DATASET:

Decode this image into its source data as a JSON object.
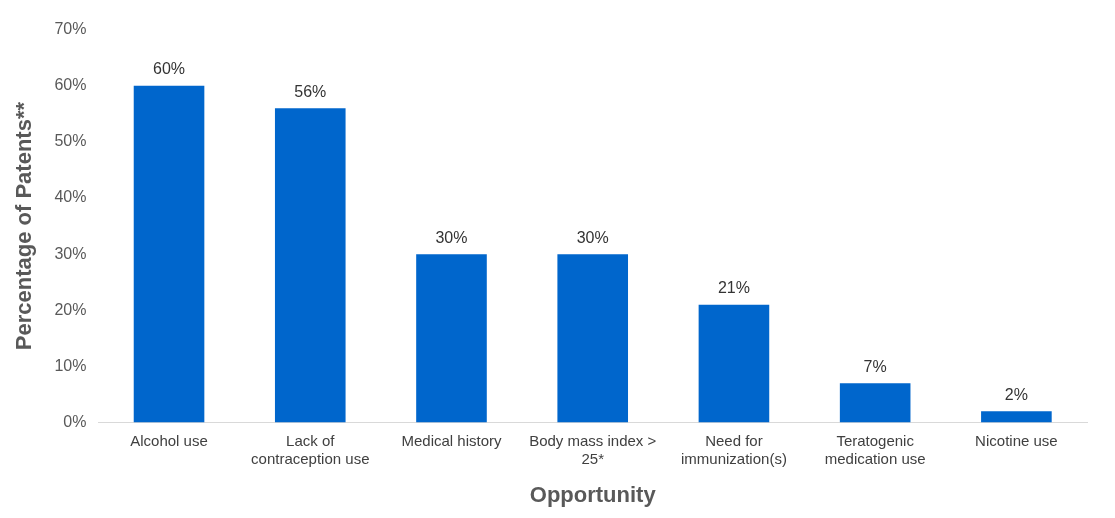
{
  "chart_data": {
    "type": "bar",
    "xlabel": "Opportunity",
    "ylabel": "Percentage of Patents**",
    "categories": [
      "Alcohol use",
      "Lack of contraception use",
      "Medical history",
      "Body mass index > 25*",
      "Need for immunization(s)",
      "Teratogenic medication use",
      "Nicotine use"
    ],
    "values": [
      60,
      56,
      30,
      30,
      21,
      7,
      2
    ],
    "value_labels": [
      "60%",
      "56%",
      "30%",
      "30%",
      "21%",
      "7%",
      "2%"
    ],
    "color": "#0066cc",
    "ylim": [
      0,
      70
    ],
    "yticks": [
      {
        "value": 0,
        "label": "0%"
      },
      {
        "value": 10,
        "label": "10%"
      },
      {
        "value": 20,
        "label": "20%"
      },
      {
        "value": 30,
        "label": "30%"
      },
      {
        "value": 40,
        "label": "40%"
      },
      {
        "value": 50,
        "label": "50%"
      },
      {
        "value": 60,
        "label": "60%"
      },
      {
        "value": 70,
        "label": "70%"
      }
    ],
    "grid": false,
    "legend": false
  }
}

GIVEN EXERCISE:
Set down all the entries exactly as they appear, but skip any pictures.

IN RESPONSE:
Decode this image into its source data as a JSON object.
{
  "chart_data": {
    "type": "bar",
    "xlabel": "Opportunity",
    "ylabel": "Percentage of Patents**",
    "categories": [
      "Alcohol use",
      "Lack of contraception use",
      "Medical history",
      "Body mass index > 25*",
      "Need for immunization(s)",
      "Teratogenic medication use",
      "Nicotine use"
    ],
    "values": [
      60,
      56,
      30,
      30,
      21,
      7,
      2
    ],
    "value_labels": [
      "60%",
      "56%",
      "30%",
      "30%",
      "21%",
      "7%",
      "2%"
    ],
    "color": "#0066cc",
    "ylim": [
      0,
      70
    ],
    "yticks": [
      {
        "value": 0,
        "label": "0%"
      },
      {
        "value": 10,
        "label": "10%"
      },
      {
        "value": 20,
        "label": "20%"
      },
      {
        "value": 30,
        "label": "30%"
      },
      {
        "value": 40,
        "label": "40%"
      },
      {
        "value": 50,
        "label": "50%"
      },
      {
        "value": 60,
        "label": "60%"
      },
      {
        "value": 70,
        "label": "70%"
      }
    ],
    "grid": false,
    "legend": false
  }
}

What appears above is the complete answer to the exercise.